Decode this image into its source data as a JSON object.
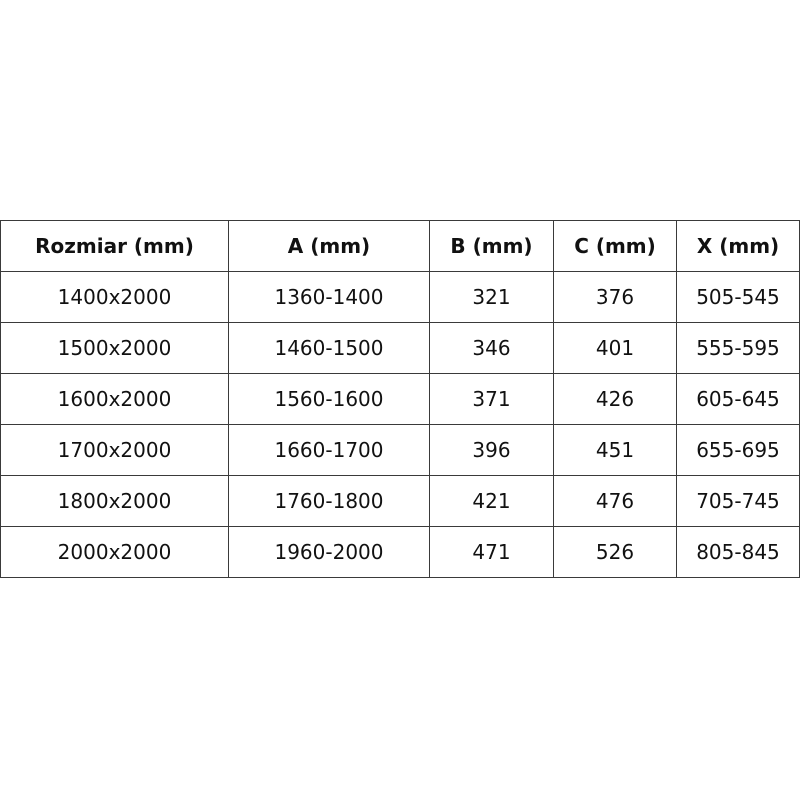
{
  "table": {
    "headers": [
      "Rozmiar (mm)",
      "A (mm)",
      "B (mm)",
      "C (mm)",
      "X (mm)"
    ],
    "rows": [
      [
        "1400x2000",
        "1360-1400",
        "321",
        "376",
        "505-545"
      ],
      [
        "1500x2000",
        "1460-1500",
        "346",
        "401",
        "555-595"
      ],
      [
        "1600x2000",
        "1560-1600",
        "371",
        "426",
        "605-645"
      ],
      [
        "1700x2000",
        "1660-1700",
        "396",
        "451",
        "655-695"
      ],
      [
        "1800x2000",
        "1760-1800",
        "421",
        "476",
        "705-745"
      ],
      [
        "2000x2000",
        "1960-2000",
        "471",
        "526",
        "805-845"
      ]
    ]
  }
}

PROMPT:
Return the listing above unchanged, apart from dropping its pictures.

RESPONSE TO THE TASK:
Decode this image into its source data as a JSON object.
{
  "table": {
    "headers": [
      "Rozmiar (mm)",
      "A (mm)",
      "B (mm)",
      "C (mm)",
      "X (mm)"
    ],
    "rows": [
      [
        "1400x2000",
        "1360-1400",
        "321",
        "376",
        "505-545"
      ],
      [
        "1500x2000",
        "1460-1500",
        "346",
        "401",
        "555-595"
      ],
      [
        "1600x2000",
        "1560-1600",
        "371",
        "426",
        "605-645"
      ],
      [
        "1700x2000",
        "1660-1700",
        "396",
        "451",
        "655-695"
      ],
      [
        "1800x2000",
        "1760-1800",
        "421",
        "476",
        "705-745"
      ],
      [
        "2000x2000",
        "1960-2000",
        "471",
        "526",
        "805-845"
      ]
    ]
  }
}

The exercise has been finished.